__Requirement__.
Print the full listing exactly.

begin Extracted data

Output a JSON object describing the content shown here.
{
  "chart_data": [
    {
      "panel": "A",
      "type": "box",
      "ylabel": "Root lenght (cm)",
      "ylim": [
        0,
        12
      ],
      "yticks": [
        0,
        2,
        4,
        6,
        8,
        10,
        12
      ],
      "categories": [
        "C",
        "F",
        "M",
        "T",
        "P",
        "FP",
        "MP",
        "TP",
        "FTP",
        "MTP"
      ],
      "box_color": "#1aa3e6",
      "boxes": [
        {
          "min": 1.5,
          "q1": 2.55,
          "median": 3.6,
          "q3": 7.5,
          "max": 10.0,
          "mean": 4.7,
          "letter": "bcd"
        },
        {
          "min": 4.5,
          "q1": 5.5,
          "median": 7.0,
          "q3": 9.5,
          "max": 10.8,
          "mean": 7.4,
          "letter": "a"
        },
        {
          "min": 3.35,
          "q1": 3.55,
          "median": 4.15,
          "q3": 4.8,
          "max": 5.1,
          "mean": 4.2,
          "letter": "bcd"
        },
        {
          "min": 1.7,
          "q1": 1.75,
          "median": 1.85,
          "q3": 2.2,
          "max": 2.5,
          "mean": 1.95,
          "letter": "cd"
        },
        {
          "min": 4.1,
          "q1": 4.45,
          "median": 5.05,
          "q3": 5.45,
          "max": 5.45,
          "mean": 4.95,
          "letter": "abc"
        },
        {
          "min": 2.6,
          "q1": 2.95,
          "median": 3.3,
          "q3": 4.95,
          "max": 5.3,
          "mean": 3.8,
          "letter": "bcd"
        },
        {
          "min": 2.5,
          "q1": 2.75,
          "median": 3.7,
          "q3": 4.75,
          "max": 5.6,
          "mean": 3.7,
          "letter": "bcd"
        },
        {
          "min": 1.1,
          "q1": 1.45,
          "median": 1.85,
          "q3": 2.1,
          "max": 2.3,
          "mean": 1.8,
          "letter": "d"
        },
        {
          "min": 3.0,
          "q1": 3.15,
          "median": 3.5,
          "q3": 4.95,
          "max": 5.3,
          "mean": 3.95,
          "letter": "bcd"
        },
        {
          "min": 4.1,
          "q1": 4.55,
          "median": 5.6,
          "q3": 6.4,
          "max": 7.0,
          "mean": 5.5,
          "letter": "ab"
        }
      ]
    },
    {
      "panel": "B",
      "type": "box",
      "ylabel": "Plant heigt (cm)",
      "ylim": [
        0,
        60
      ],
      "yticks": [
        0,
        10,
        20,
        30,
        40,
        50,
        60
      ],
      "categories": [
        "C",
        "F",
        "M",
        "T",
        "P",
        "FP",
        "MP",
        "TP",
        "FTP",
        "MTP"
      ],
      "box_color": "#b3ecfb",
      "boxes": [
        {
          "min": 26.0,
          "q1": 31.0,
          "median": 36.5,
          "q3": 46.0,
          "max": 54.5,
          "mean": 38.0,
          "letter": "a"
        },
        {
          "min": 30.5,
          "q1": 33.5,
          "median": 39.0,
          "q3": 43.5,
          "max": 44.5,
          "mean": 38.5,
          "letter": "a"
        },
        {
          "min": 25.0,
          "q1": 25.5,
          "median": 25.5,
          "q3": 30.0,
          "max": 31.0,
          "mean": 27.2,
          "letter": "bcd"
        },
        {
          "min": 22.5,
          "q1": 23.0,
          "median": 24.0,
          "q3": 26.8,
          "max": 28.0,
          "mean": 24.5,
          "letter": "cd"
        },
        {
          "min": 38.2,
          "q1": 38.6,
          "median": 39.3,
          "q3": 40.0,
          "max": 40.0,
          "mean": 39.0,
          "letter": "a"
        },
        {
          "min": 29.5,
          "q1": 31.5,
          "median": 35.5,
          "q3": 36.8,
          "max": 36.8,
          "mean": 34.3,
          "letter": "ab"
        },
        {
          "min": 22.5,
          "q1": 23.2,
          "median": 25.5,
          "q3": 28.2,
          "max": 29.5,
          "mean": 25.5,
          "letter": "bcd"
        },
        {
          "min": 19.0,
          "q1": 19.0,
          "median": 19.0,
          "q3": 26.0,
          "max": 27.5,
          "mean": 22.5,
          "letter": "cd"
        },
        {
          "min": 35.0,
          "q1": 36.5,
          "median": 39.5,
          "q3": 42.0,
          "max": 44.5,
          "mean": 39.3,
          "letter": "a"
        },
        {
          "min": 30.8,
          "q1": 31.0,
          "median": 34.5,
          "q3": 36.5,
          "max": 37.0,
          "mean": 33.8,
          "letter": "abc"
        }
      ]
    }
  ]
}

end Extracted data

__Written answer__.
Output a JSON object describing the content shown here.
{
  "chart_data": [
    {
      "panel": "A",
      "type": "box",
      "ylabel": "Root lenght (cm)",
      "ylim": [
        0,
        12
      ],
      "yticks": [
        0,
        2,
        4,
        6,
        8,
        10,
        12
      ],
      "categories": [
        "C",
        "F",
        "M",
        "T",
        "P",
        "FP",
        "MP",
        "TP",
        "FTP",
        "MTP"
      ],
      "box_color": "#1aa3e6",
      "boxes": [
        {
          "min": 1.5,
          "q1": 2.55,
          "median": 3.6,
          "q3": 7.5,
          "max": 10.0,
          "mean": 4.7,
          "letter": "bcd"
        },
        {
          "min": 4.5,
          "q1": 5.5,
          "median": 7.0,
          "q3": 9.5,
          "max": 10.8,
          "mean": 7.4,
          "letter": "a"
        },
        {
          "min": 3.35,
          "q1": 3.55,
          "median": 4.15,
          "q3": 4.8,
          "max": 5.1,
          "mean": 4.2,
          "letter": "bcd"
        },
        {
          "min": 1.7,
          "q1": 1.75,
          "median": 1.85,
          "q3": 2.2,
          "max": 2.5,
          "mean": 1.95,
          "letter": "cd"
        },
        {
          "min": 4.1,
          "q1": 4.45,
          "median": 5.05,
          "q3": 5.45,
          "max": 5.45,
          "mean": 4.95,
          "letter": "abc"
        },
        {
          "min": 2.6,
          "q1": 2.95,
          "median": 3.3,
          "q3": 4.95,
          "max": 5.3,
          "mean": 3.8,
          "letter": "bcd"
        },
        {
          "min": 2.5,
          "q1": 2.75,
          "median": 3.7,
          "q3": 4.75,
          "max": 5.6,
          "mean": 3.7,
          "letter": "bcd"
        },
        {
          "min": 1.1,
          "q1": 1.45,
          "median": 1.85,
          "q3": 2.1,
          "max": 2.3,
          "mean": 1.8,
          "letter": "d"
        },
        {
          "min": 3.0,
          "q1": 3.15,
          "median": 3.5,
          "q3": 4.95,
          "max": 5.3,
          "mean": 3.95,
          "letter": "bcd"
        },
        {
          "min": 4.1,
          "q1": 4.55,
          "median": 5.6,
          "q3": 6.4,
          "max": 7.0,
          "mean": 5.5,
          "letter": "ab"
        }
      ]
    },
    {
      "panel": "B",
      "type": "box",
      "ylabel": "Plant heigt (cm)",
      "ylim": [
        0,
        60
      ],
      "yticks": [
        0,
        10,
        20,
        30,
        40,
        50,
        60
      ],
      "categories": [
        "C",
        "F",
        "M",
        "T",
        "P",
        "FP",
        "MP",
        "TP",
        "FTP",
        "MTP"
      ],
      "box_color": "#b3ecfb",
      "boxes": [
        {
          "min": 26.0,
          "q1": 31.0,
          "median": 36.5,
          "q3": 46.0,
          "max": 54.5,
          "mean": 38.0,
          "letter": "a"
        },
        {
          "min": 30.5,
          "q1": 33.5,
          "median": 39.0,
          "q3": 43.5,
          "max": 44.5,
          "mean": 38.5,
          "letter": "a"
        },
        {
          "min": 25.0,
          "q1": 25.5,
          "median": 25.5,
          "q3": 30.0,
          "max": 31.0,
          "mean": 27.2,
          "letter": "bcd"
        },
        {
          "min": 22.5,
          "q1": 23.0,
          "median": 24.0,
          "q3": 26.8,
          "max": 28.0,
          "mean": 24.5,
          "letter": "cd"
        },
        {
          "min": 38.2,
          "q1": 38.6,
          "median": 39.3,
          "q3": 40.0,
          "max": 40.0,
          "mean": 39.0,
          "letter": "a"
        },
        {
          "min": 29.5,
          "q1": 31.5,
          "median": 35.5,
          "q3": 36.8,
          "max": 36.8,
          "mean": 34.3,
          "letter": "ab"
        },
        {
          "min": 22.5,
          "q1": 23.2,
          "median": 25.5,
          "q3": 28.2,
          "max": 29.5,
          "mean": 25.5,
          "letter": "bcd"
        },
        {
          "min": 19.0,
          "q1": 19.0,
          "median": 19.0,
          "q3": 26.0,
          "max": 27.5,
          "mean": 22.5,
          "letter": "cd"
        },
        {
          "min": 35.0,
          "q1": 36.5,
          "median": 39.5,
          "q3": 42.0,
          "max": 44.5,
          "mean": 39.3,
          "letter": "a"
        },
        {
          "min": 30.8,
          "q1": 31.0,
          "median": 34.5,
          "q3": 36.5,
          "max": 37.0,
          "mean": 33.8,
          "letter": "abc"
        }
      ]
    }
  ]
}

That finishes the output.